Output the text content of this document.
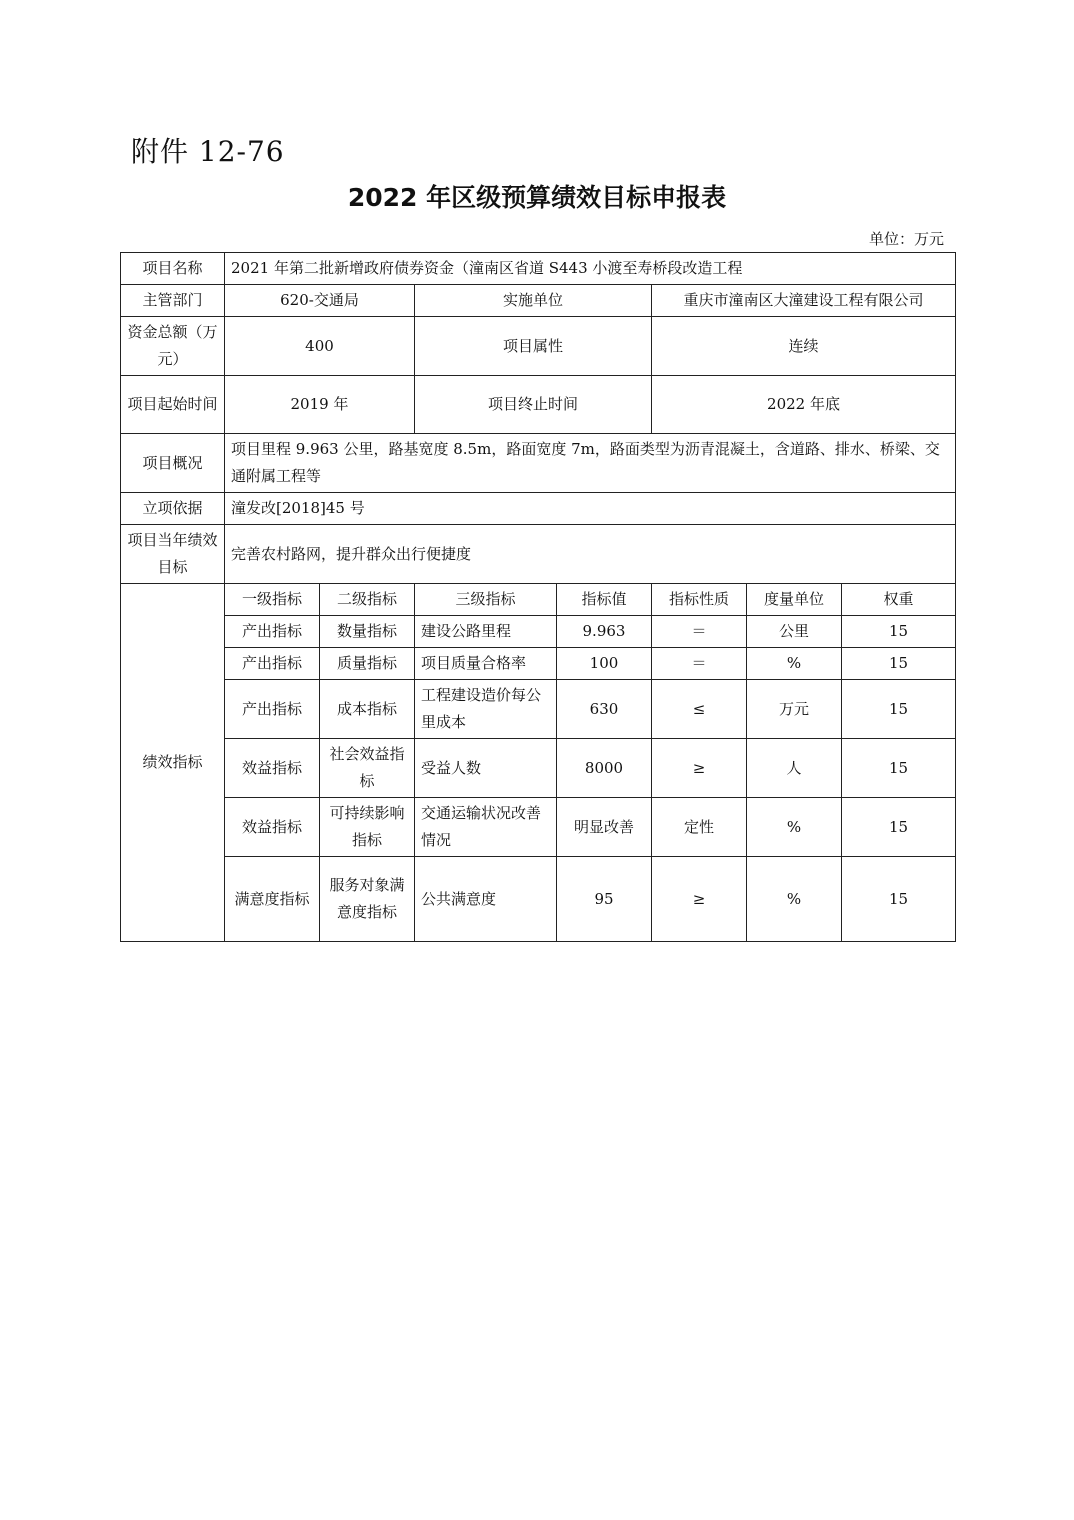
附件 12-76
2022 年区级预算绩效目标申报表
单位：万元
项目名称	2021 年第二批新增政府债券资金（潼南区省道 S443 小渡至寿桥段改造工程						
主管部门	620-交通局		实施单位		重庆市潼南区大潼建设工程有限公司		
资金总额（万元）	400		项目属性		连续		
项目起始时间	2019 年		项目终止时间		2022 年底		
项目概况	项目里程 9.963 公里，路基宽度 8.5m，路面宽度 7m，路面类型为沥青混凝土，含道路、排水、桥梁、交通附属工程等						
立项依据	潼发改[2018]45 号						
项目当年绩效目标	完善农村路网，提升群众出行便捷度						
绩效指标	一级指标	二级指标	三级指标	指标值	指标性质	度量单位	权重
	产出指标	数量指标	建设公路里程	9.963	＝	公里	15
	产出指标	质量指标	项目质量合格率	100	＝	%	15
	产出指标	成本指标	工程建设造价每公里成本	630	≤	万元	15
	效益指标	社会效益指标	受益人数	8000	≥	人	15
	效益指标	可持续影响指标	交通运输状况改善情况	明显改善	定性	%	15
	满意度指标	服务对象满意度指标	公共满意度	95	≥	%	15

================

Problem requirements:
Scan the material above. Extract every line in which the word "效益指标" occurs.

Answer in full:
	效益指标	社会效益指标	受益人数	8000	≥	人	15
	效益指标	可持续影响指标	交通运输状况改善情况	明显改善	定性	%	15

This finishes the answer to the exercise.